*Problem requirements*:
Each entry below should be written out exactly as it is, with no pictures.

*** Listed entries

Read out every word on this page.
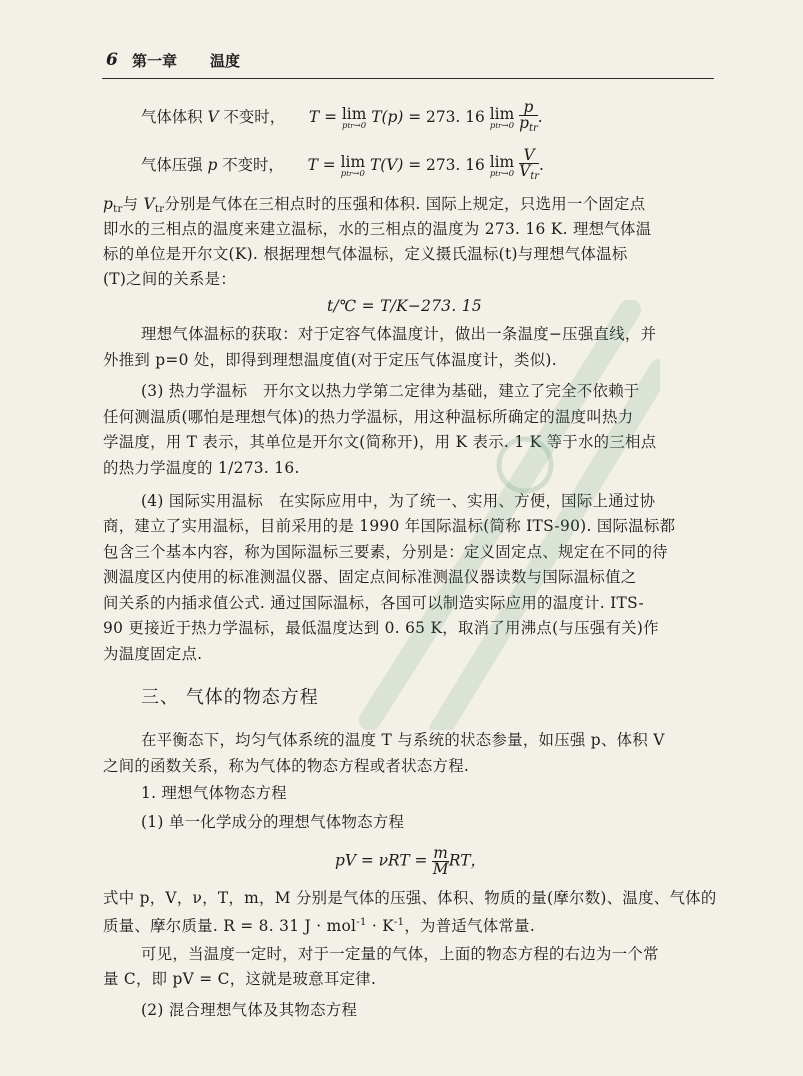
6 第一章 温度
气体体积 V 不变时， T = lim
ptr→0 T(p) = 273. 16 lim
ptr→0
$\frac{p}{p_{tr}}$ .
气体压强 p 不变时， T = lim
ptr→0 T(V) = 273. 16 lim
ptr→0
$\frac{V}{V_{tr}}$ .
$p_{tr}$与 $V_{tr}$分别是气体在三相点时的压强和体积. 国际上规定，只选用一个固定点
即水的三相点的温度来建立温标，水的三相点的温度为 273. 16 K. 理想气体温
标的单位是开尔文(K). 根据理想气体温标，定义摄氏温标(t)与理想气体温标
(T)之间的关系是：
t/℃ = T/K−273. 15
理想气体温标的获取：对于定容气体温度计，做出一条温度−压强直线，并
外推到 p=0 处，即得到理想温度值(对于定压气体温度计，类似).
(3) 热力学温标　开尔文以热力学第二定律为基础，建立了完全不依赖于
任何测温质(哪怕是理想气体)的热力学温标，用这种温标所确定的温度叫热力
学温度，用 T 表示，其单位是开尔文(简称开)，用 K 表示. 1 K 等于水的三相点
的热力学温度的 1/273. 16.
(4) 国际实用温标　在实际应用中，为了统一、实用、方便，国际上通过协
商，建立了实用温标，目前采用的是 1990 年国际温标(简称 ITS-90). 国际温标都
包含三个基本内容，称为国际温标三要素，分别是：定义固定点、规定在不同的待
测温度区内使用的标准测温仪器、固定点间标准测温仪器读数与国际温标值之
间关系的内插求值公式. 通过国际温标，各国可以制造实际应用的温度计. ITS-
90 更接近于热力学温标，最低温度达到 0. 65 K，取消了用沸点(与压强有关)作
为温度固定点.
三、 气体的物态方程
在平衡态下，均匀气体系统的温度 T 与系统的状态参量，如压强 p、体积 V
之间的函数关系，称为气体的物态方程或者状态方程.
1. 理想气体物态方程
(1) 单一化学成分的理想气体物态方程
pV = $\nu RT = \frac{m}{M}$ RT，
式中 p，V，ν，T，m，M 分别是气体的压强、体积、物质的量(摩尔数)、温度、气体的
质量、摩尔质量. R = 8. 31 $J \cdot mol^{-1} \cdot K^{-1}$，为普适气体常量.
可见，当温度一定时，对于一定量的气体，上面的物态方程的右边为一个常
量 C，即 pV = C，这就是玻意耳定律.
(2) 混合理想气体及其物态方程
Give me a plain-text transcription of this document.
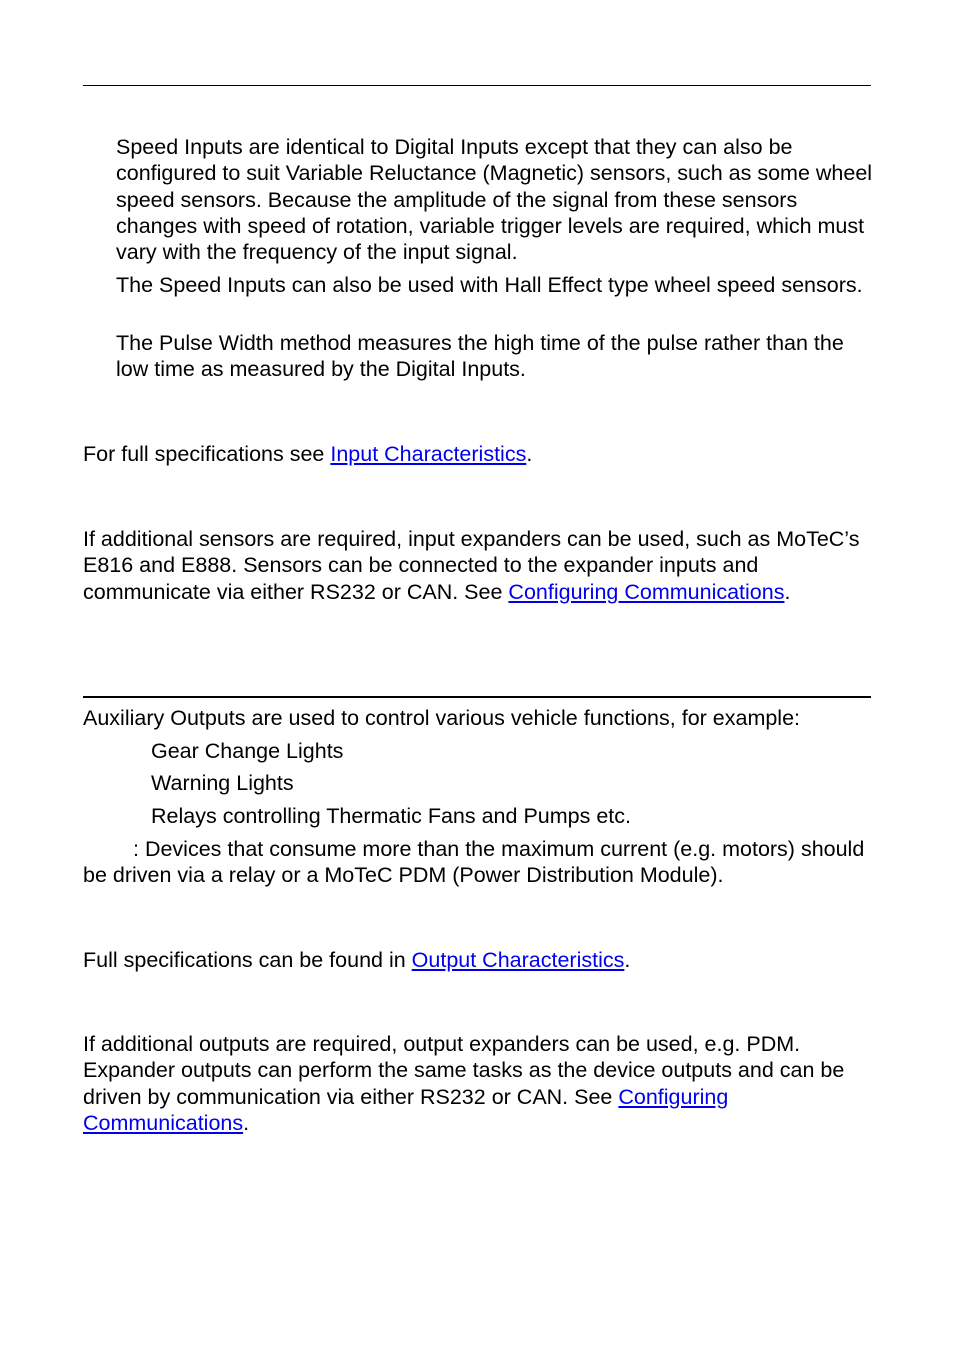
Speed Inputs are identical to Digital Inputs except that they can also be configured to suit Variable Reluctance (Magnetic) sensors, such as some wheel speed sensors. Because the amplitude of the signal from these sensors changes with speed of rotation, variable trigger levels are required, which must vary with the frequency of the input signal.

The Speed Inputs can also be used with Hall Effect type wheel speed sensors.

The Pulse Width method measures the high time of the pulse rather than the low time as measured by the Digital Inputs.

For full specifications see Input Characteristics.

If additional sensors are required, input expanders can be used, such as MoTeC’s E816 and E888. Sensors can be connected to the expander inputs and communicate via either RS232 or CAN. See Configuring Communications.

Auxiliary Outputs are used to control various vehicle functions, for example:

Gear Change Lights

Warning Lights

Relays controlling Thermatic Fans and Pumps etc.

: Devices that consume more than the maximum current (e.g. motors) should be driven via a relay or a MoTeC PDM (Power Distribution Module).

Full specifications can be found in Output Characteristics.

If additional outputs are required, output expanders can be used, e.g. PDM. Expander outputs can perform the same tasks as the device outputs and can be driven by communication via either RS232 or CAN. See Configuring Communications.
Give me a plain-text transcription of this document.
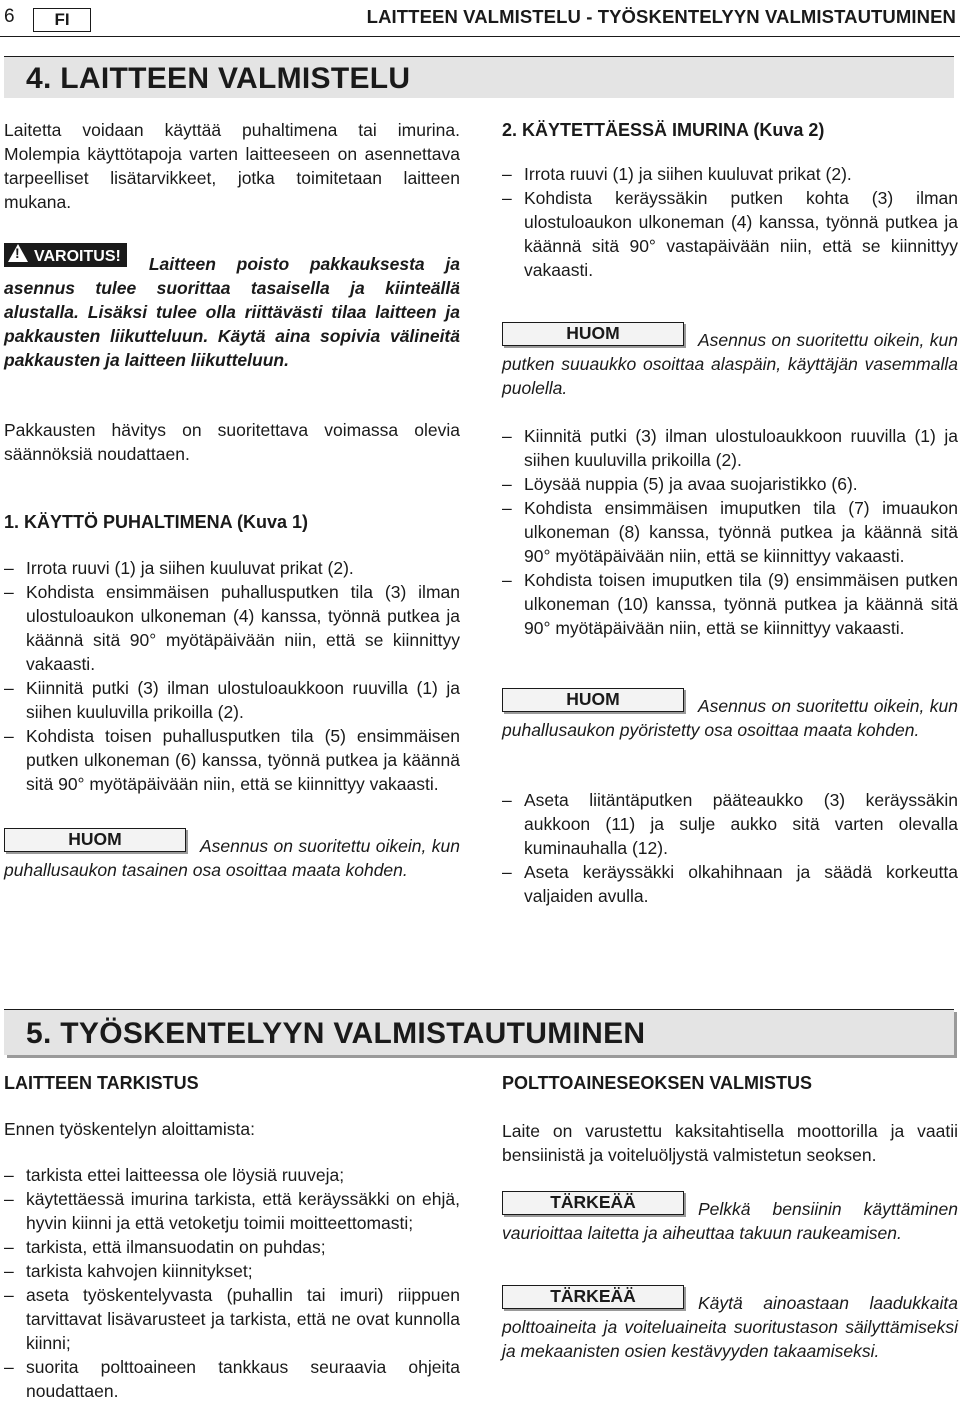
6	FI	LAITTEEN VALMISTELU - TYÖSKENTELYYN VALMISTAUTUMINEN
4. LAITTEEN VALMISTELU

Laitetta voidaan käyttää puhaltimena tai imurina. Molempia käyttötapoja varten laitteeseen on asennettava tarpeelliset lisätarvikkeet, jotka toimitetaan laitteen mukana.

!VAROITUS! Laitteen poisto pakkauksesta ja asennus tulee suorittaa tasaisella ja kiinteällä alustalla. Lisäksi tulee olla riittävästi tilaa laitteen ja pakkausten liikutteluun. Käytä aina sopivia välineitä pakkausten ja laitteen liikutteluun.

Pakkausten hävitys on suoritettava voimassa olevia säännöksiä noudattaen.

1. KÄYTTÖ PUHALTIMENA (Kuva 1)

– Irrota ruuvi (1) ja siihen kuuluvat prikat (2).
– Kohdista ensimmäisen puhallusputken tila (3) ilman ulostuloaukon ulkoneman (4) kanssa, työnnä putkea ja käännä sitä 90° myötäpäivään niin, että se kiinnittyy vakaasti.
– Kiinnitä putki (3) ilman ulostuloaukkoon ruuvilla (1) ja siihen kuuluvilla prikoilla (2).
– Kohdista toisen puhallusputken tila (5) ensimmäisen putken ulkoneman (6) kanssa, työnnä putkea ja käännä sitä 90° myötäpäivään niin, että se kiinnittyy vakaasti.

HUOM	Asennus on suoritettu oikein, kun puhallusaukon tasainen osa osoittaa maata kohden.

2. KÄYTETTÄESSÄ IMURINA (Kuva 2)

– Irrota ruuvi (1) ja siihen kuuluvat prikat (2).
– Kohdista keräyssäkin putken kohta (3) ilman ulostuloaukon ulkoneman (4) kanssa, työnnä putkea ja käännä sitä 90° vastapäivään niin, että se kiinnittyy vakaasti.

HUOM	Asennus on suoritettu oikein, kun putken suuaukko osoittaa alaspäin, käyttäjän vasemmalla puolella.

– Kiinnitä putki (3) ilman ulostuloaukkoon ruuvilla (1) ja siihen kuuluvilla prikoilla (2).
– Löysää nuppia (5) ja avaa suojaristikko (6).
– Kohdista ensimmäisen imuputken tila (7) imuaukon ulkoneman (8) kanssa, työnnä putkea ja käännä sitä 90° myötäpäivään niin, että se kiinnittyy vakaasti.
– Kohdista toisen imuputken tila (9) ensimmäisen putken ulkoneman (10) kanssa, työnnä putkea ja käännä sitä 90° myötäpäivään niin, että se kiinnittyy vakaasti.

HUOM	Asennus on suoritettu oikein, kun puhallusaukon pyöristetty osa osoittaa maata kohden.

– Aseta liitäntäputken pääteaukko (3) keräyssäkin aukkoon (11) ja sulje aukko sitä varten olevalla kuminauhalla (12).
– Aseta keräyssäkki olkahihnaan ja säädä korkeutta valjaiden avulla.
5. TYÖSKENTELYYN VALMISTAUTUMINEN

LAITTEEN TARKISTUS

Ennen työskentelyn aloittamista:

– tarkista ettei laitteessa ole löysiä ruuveja;
– käytettäessä imurina tarkista, että keräyssäkki on ehjä, hyvin kiinni ja että vetoketju toimii moitteettomasti;
– tarkista, että ilmansuodatin on puhdas;
– tarkista kahvojen kiinnitykset;
– aseta työskentelyvasta (puhallin tai imuri) riippuen tarvittavat lisävarusteet ja tarkista, että ne ovat kunnolla kiinni;
– suorita polttoaineen tankkaus seuraavia ohjeita noudattaen.

POLTTOAINESEOKSEN VALMISTUS

Laite on varustettu kaksitahtisella moottorilla ja vaatii bensiinistä ja voiteluöljystä valmistetun seoksen.

TÄRKEÄÄ	Pelkkä bensiinin käyttäminen vaurioittaa laitetta ja aiheuttaa takuun raukeamisen.

TÄRKEÄÄ	Käytä ainoastaan laadukkaita polttoaineita ja voiteluaineita suoritustason säilyttämiseksi ja mekaanisten osien kestävyyden takaamiseksi.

******

*Finished answer*:
Read out every word on this page.
6 第一章 温度
气体体积 V 不变时， T = lim
ptr→0 T(p) = 273. 16 lim
ptr→0
$\frac{p}{p_{tr}}$ .
气体压强 p 不变时， T = lim
ptr→0 T(V) = 273. 16 lim
ptr→0
$\frac{V}{V_{tr}}$ .
$p_{tr}$与 $V_{tr}$分别是气体在三相点时的压强和体积. 国际上规定，只选用一个固定点
即水的三相点的温度来建立温标，水的三相点的温度为 273. 16 K. 理想气体温
标的单位是开尔文(K). 根据理想气体温标，定义摄氏温标(t)与理想气体温标
(T)之间的关系是：
t/℃ = T/K−273. 15
理想气体温标的获取：对于定容气体温度计，做出一条温度−压强直线，并
外推到 p=0 处，即得到理想温度值(对于定压气体温度计，类似).
(3) 热力学温标　开尔文以热力学第二定律为基础，建立了完全不依赖于
任何测温质(哪怕是理想气体)的热力学温标，用这种温标所确定的温度叫热力
学温度，用 T 表示，其单位是开尔文(简称开)，用 K 表示. 1 K 等于水的三相点
的热力学温度的 1/273. 16.
(4) 国际实用温标　在实际应用中，为了统一、实用、方便，国际上通过协
商，建立了实用温标，目前采用的是 1990 年国际温标(简称 ITS-90). 国际温标都
包含三个基本内容，称为国际温标三要素，分别是：定义固定点、规定在不同的待
测温度区内使用的标准测温仪器、固定点间标准测温仪器读数与国际温标值之
间关系的内插求值公式. 通过国际温标，各国可以制造实际应用的温度计. ITS-
90 更接近于热力学温标，最低温度达到 0. 65 K，取消了用沸点(与压强有关)作
为温度固定点.
三、 气体的物态方程
在平衡态下，均匀气体系统的温度 T 与系统的状态参量，如压强 p、体积 V
之间的函数关系，称为气体的物态方程或者状态方程.
1. 理想气体物态方程
(1) 单一化学成分的理想气体物态方程
pV = $\nu RT = \frac{m}{M}$ RT，
式中 p，V，ν，T，m，M 分别是气体的压强、体积、物质的量(摩尔数)、温度、气体的
质量、摩尔质量. R = 8. 31 $J \cdot mol^{-1} \cdot K^{-1}$，为普适气体常量.
可见，当温度一定时，对于一定量的气体，上面的物态方程的右边为一个常
量 C，即 pV = C，这就是玻意耳定律.
(2) 混合理想气体及其物态方程
Give me a plain-text transcription of this document.
Speed Inputs are identical to Digital Inputs except that they can also be configured to suit Variable Reluctance (Magnetic) sensors, such as some wheel speed sensors. Because the amplitude of the signal from these sensors changes with speed of rotation, variable trigger levels are required, which must vary with the frequency of the input signal.

The Speed Inputs can also be used with Hall Effect type wheel speed sensors.

The Pulse Width method measures the high time of the pulse rather than the low time as measured by the Digital Inputs.

For full specifications see Input Characteristics.

If additional sensors are required, input expanders can be used, such as MoTeC’s E816 and E888. Sensors can be connected to the expander inputs and communicate via either RS232 or CAN. See Configuring Communications.

Auxiliary Outputs are used to control various vehicle functions, for example:

Gear Change Lights

Warning Lights

Relays controlling Thermatic Fans and Pumps etc.

: Devices that consume more than the maximum current (e.g. motors) should be driven via a relay or a MoTeC PDM (Power Distribution Module).

Full specifications can be found in Output Characteristics.

If additional outputs are required, output expanders can be used, e.g. PDM. Expander outputs can perform the same tasks as the device outputs and can be driven by communication via either RS232 or CAN. See Configuring Communications.
Give me a plain-text transcription of this document.
6	FI	LAITTEEN VALMISTELU - TYÖSKENTELYYN VALMISTAUTUMINEN
4. LAITTEEN VALMISTELU

Laitetta voidaan käyttää puhaltimena tai imurina. Molempia käyttötapoja varten laitteeseen on asennettava tarpeelliset lisätarvikkeet, jotka toimitetaan laitteen mukana.

!VAROITUS! Laitteen poisto pakkauksesta ja asennus tulee suorittaa tasaisella ja kiinteällä alustalla. Lisäksi tulee olla riittävästi tilaa laitteen ja pakkausten liikutteluun. Käytä aina sopivia välineitä pakkausten ja laitteen liikutteluun.

Pakkausten hävitys on suoritettava voimassa olevia säännöksiä noudattaen.

1. KÄYTTÖ PUHALTIMENA (Kuva 1)

– Irrota ruuvi (1) ja siihen kuuluvat prikat (2).
– Kohdista ensimmäisen puhallusputken tila (3) ilman ulostuloaukon ulkoneman (4) kanssa, työnnä putkea ja käännä sitä 90° myötäpäivään niin, että se kiinnittyy vakaasti.
– Kiinnitä putki (3) ilman ulostuloaukkoon ruuvilla (1) ja siihen kuuluvilla prikoilla (2).
– Kohdista toisen puhallusputken tila (5) ensimmäisen putken ulkoneman (6) kanssa, työnnä putkea ja käännä sitä 90° myötäpäivään niin, että se kiinnittyy vakaasti.

HUOM	Asennus on suoritettu oikein, kun puhallusaukon tasainen osa osoittaa maata kohden.

2. KÄYTETTÄESSÄ IMURINA (Kuva 2)

– Irrota ruuvi (1) ja siihen kuuluvat prikat (2).
– Kohdista keräyssäkin putken kohta (3) ilman ulostuloaukon ulkoneman (4) kanssa, työnnä putkea ja käännä sitä 90° vastapäivään niin, että se kiinnittyy vakaasti.

HUOM	Asennus on suoritettu oikein, kun putken suuaukko osoittaa alaspäin, käyttäjän vasemmalla puolella.

– Kiinnitä putki (3) ilman ulostuloaukkoon ruuvilla (1) ja siihen kuuluvilla prikoilla (2).
– Löysää nuppia (5) ja avaa suojaristikko (6).
– Kohdista ensimmäisen imuputken tila (7) imuaukon ulkoneman (8) kanssa, työnnä putkea ja käännä sitä 90° myötäpäivään niin, että se kiinnittyy vakaasti.
– Kohdista toisen imuputken tila (9) ensimmäisen putken ulkoneman (10) kanssa, työnnä putkea ja käännä sitä 90° myötäpäivään niin, että se kiinnittyy vakaasti.

HUOM	Asennus on suoritettu oikein, kun puhallusaukon pyöristetty osa osoittaa maata kohden.

– Aseta liitäntäputken pääteaukko (3) keräyssäkin aukkoon (11) ja sulje aukko sitä varten olevalla kuminauhalla (12).
– Aseta keräyssäkki olkahihnaan ja säädä korkeutta valjaiden avulla.
5. TYÖSKENTELYYN VALMISTAUTUMINEN

LAITTEEN TARKISTUS

Ennen työskentelyn aloittamista:

– tarkista ettei laitteessa ole löysiä ruuveja;
– käytettäessä imurina tarkista, että keräyssäkki on ehjä, hyvin kiinni ja että vetoketju toimii moitteettomasti;
– tarkista, että ilmansuodatin on puhdas;
– tarkista kahvojen kiinnitykset;
– aseta työskentelyvasta (puhallin tai imuri) riippuen tarvittavat lisävarusteet ja tarkista, että ne ovat kunnolla kiinni;
– suorita polttoaineen tankkaus seuraavia ohjeita noudattaen.

POLTTOAINESEOKSEN VALMISTUS

Laite on varustettu kaksitahtisella moottorilla ja vaatii bensiinistä ja voiteluöljystä valmistetun seoksen.

TÄRKEÄÄ	Pelkkä bensiinin käyttäminen vaurioittaa laitetta ja aiheuttaa takuun raukeamisen.

TÄRKEÄÄ	Käytä ainoastaan laadukkaita polttoaineita ja voiteluaineita suoritustason säilyttämiseksi ja mekaanisten osien kestävyyden takaamiseksi.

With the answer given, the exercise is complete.